Records from a dataset:
# # # # # # #
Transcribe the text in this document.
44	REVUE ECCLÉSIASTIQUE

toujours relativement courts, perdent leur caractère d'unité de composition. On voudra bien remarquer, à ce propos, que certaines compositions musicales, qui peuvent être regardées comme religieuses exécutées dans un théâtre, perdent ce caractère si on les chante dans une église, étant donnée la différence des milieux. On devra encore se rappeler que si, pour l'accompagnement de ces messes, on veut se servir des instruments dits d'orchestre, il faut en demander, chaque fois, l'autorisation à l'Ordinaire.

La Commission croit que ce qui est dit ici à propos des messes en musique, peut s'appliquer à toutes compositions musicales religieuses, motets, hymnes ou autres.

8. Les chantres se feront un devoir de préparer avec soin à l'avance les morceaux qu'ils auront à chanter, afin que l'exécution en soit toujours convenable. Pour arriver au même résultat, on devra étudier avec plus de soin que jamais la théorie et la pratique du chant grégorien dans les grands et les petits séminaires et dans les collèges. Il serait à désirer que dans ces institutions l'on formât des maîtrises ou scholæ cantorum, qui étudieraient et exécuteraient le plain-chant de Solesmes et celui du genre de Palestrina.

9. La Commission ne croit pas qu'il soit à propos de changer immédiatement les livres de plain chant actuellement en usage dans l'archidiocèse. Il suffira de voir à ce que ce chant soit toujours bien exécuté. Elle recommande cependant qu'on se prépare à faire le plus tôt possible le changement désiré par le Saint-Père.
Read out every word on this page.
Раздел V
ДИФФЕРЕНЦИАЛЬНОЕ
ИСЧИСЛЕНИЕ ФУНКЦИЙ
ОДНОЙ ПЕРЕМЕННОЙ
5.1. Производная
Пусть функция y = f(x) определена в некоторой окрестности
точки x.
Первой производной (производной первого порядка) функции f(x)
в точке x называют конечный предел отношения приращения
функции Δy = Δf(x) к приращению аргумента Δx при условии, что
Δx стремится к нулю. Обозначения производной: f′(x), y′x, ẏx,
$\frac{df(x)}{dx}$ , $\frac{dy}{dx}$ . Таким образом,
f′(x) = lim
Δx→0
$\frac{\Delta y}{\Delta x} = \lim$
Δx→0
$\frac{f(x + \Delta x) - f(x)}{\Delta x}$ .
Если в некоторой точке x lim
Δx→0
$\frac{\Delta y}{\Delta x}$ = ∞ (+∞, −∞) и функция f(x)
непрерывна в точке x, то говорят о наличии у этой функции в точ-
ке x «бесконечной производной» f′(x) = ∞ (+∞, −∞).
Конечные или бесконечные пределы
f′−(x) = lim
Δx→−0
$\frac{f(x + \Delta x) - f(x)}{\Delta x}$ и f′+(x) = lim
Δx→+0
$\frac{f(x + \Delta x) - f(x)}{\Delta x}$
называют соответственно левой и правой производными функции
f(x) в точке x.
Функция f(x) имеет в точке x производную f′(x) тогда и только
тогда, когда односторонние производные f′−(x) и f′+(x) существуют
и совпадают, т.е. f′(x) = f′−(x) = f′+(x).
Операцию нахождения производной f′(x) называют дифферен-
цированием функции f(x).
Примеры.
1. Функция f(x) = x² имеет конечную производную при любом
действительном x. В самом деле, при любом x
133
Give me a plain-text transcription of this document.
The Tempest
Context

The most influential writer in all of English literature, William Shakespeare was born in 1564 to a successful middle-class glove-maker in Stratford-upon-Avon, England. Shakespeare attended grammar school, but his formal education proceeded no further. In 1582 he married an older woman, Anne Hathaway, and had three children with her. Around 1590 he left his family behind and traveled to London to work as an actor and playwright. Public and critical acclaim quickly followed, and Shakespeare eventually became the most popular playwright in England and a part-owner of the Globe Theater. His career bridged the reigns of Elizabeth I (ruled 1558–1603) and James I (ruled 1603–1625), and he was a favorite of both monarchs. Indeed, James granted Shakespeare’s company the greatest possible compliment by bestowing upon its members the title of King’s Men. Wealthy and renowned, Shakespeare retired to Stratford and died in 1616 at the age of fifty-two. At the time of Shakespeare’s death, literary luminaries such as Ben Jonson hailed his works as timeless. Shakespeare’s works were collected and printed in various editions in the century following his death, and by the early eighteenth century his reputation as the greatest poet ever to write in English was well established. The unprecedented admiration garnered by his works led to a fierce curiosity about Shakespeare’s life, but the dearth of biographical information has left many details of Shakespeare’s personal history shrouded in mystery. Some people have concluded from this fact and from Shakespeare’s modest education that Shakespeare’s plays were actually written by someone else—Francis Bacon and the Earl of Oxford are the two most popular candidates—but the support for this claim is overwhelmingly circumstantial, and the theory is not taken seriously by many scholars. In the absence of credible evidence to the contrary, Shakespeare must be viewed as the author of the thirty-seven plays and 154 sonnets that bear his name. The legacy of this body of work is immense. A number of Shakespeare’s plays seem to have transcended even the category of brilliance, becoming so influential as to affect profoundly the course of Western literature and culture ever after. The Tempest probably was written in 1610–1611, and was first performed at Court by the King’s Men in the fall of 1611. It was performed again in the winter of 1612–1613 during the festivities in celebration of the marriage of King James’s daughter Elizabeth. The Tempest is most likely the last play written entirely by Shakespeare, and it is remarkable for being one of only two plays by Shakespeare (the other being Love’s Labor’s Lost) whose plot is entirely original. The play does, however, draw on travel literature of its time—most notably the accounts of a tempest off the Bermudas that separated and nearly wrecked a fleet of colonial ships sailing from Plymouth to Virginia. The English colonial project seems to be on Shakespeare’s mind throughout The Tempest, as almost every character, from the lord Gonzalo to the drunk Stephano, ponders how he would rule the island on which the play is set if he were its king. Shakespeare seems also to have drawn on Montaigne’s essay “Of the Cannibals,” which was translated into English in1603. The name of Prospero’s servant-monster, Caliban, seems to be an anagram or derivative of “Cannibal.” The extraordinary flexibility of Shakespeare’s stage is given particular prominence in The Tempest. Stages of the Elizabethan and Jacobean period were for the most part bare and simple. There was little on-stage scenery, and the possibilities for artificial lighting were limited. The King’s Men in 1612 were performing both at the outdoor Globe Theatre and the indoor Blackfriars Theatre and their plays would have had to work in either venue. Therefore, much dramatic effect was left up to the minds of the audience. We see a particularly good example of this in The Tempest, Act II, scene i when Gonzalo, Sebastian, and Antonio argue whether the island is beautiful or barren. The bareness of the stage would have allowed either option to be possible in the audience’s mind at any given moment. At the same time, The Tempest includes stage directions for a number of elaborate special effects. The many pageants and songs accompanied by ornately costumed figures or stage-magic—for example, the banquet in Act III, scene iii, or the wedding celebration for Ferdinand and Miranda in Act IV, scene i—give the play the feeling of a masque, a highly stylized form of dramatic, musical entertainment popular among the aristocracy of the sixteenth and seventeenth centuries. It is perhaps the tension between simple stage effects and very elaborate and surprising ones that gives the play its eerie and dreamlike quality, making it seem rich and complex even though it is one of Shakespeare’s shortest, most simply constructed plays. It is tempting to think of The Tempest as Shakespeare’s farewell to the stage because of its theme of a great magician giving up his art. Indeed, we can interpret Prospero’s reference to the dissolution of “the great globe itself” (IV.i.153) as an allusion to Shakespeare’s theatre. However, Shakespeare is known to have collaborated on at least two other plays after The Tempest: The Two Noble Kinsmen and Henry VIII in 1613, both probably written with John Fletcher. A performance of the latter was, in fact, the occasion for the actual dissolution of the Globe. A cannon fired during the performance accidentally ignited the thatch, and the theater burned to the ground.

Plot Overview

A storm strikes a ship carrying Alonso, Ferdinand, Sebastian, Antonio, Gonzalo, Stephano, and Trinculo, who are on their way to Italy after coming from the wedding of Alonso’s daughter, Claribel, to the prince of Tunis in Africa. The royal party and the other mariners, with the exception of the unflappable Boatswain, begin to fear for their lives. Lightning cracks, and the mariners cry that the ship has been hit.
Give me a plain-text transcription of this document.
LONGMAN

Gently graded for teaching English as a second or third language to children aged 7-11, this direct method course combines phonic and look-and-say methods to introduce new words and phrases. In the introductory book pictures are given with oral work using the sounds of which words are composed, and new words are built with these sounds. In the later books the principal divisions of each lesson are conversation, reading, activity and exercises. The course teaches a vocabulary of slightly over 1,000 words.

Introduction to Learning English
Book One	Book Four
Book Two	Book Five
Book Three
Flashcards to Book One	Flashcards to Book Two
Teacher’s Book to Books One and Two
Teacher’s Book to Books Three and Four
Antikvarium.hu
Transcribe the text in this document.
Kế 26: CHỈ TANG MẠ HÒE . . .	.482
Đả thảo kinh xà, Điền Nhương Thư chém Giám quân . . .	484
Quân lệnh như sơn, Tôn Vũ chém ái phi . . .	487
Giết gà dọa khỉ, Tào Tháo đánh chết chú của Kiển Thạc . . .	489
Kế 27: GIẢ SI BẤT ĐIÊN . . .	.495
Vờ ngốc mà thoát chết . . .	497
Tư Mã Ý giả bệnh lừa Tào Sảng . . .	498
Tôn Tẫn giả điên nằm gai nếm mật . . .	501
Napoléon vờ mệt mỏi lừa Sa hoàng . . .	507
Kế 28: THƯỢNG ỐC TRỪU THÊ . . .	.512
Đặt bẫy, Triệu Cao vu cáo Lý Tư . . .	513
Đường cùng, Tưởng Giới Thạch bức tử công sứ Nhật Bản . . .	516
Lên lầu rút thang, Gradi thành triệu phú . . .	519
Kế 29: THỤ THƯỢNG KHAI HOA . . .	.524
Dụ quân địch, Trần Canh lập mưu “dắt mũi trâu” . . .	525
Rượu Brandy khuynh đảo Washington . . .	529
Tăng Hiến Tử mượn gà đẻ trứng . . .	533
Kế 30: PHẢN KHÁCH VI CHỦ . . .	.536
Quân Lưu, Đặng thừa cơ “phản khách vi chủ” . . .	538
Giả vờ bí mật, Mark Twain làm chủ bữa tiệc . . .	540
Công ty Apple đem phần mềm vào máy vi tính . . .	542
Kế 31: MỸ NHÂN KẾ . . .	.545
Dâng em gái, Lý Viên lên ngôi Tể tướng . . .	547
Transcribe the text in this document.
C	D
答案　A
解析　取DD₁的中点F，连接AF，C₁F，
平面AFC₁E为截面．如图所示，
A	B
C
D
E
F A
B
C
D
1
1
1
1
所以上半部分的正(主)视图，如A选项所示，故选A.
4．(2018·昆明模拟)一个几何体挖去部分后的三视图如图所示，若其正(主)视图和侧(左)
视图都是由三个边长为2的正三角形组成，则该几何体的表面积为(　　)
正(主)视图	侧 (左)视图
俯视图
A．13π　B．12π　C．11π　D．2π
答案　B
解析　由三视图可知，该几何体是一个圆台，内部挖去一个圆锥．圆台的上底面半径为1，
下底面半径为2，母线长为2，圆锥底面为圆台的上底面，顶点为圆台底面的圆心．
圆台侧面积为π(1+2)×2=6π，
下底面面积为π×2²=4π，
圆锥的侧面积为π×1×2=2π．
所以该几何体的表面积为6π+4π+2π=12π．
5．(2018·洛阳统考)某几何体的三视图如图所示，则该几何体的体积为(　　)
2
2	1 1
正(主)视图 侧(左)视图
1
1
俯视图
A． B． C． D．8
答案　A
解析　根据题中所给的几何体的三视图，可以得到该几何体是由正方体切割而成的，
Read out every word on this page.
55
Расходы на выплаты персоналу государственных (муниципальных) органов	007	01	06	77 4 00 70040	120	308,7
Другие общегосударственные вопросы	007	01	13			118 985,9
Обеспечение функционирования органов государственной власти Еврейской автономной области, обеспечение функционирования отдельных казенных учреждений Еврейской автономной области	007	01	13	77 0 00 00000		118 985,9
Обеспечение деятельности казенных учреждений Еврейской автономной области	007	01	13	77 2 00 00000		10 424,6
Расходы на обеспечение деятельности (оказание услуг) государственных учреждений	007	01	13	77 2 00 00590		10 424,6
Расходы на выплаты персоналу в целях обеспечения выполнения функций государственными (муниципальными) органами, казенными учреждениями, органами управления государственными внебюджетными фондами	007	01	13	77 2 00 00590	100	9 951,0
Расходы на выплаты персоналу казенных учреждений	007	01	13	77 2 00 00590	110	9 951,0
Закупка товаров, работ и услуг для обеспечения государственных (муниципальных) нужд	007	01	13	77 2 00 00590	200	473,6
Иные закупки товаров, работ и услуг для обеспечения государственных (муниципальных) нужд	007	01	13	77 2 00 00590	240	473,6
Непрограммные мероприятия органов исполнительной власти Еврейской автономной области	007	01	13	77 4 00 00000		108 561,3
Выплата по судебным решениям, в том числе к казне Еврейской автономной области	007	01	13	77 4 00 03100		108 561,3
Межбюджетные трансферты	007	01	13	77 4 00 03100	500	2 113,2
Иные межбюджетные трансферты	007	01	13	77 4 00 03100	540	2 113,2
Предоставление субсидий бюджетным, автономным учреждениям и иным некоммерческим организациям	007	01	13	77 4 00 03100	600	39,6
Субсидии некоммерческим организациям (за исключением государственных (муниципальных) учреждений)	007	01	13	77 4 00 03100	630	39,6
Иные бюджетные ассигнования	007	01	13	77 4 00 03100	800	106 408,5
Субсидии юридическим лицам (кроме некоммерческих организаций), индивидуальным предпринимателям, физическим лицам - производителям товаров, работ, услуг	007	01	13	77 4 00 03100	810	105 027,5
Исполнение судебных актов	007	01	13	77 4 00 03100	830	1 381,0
# # # # # # #
Task objective.
Return all the lines that contain the string "messes".

Solution to this problem.
toujours relativement courts, perdent leur caractère d'unité de composition. On voudra bien remarquer, à ce propos, que certaines compositions musicales, qui peuvent être regardées comme religieuses exécutées dans un théâtre, perdent ce caractère si on les chante dans une église, étant donnée la différence des milieux. On devra encore se rappeler que si, pour l'accompagnement de ces messes, on veut se servir des instruments dits d'orchestre, il faut en demander, chaque fois, l'autorisation à l'Ordinaire.
La Commission croit que ce qui est dit ici à propos des messes en musique, peut s'appliquer à toutes compositions musicales religieuses, motets, hymnes ou autres.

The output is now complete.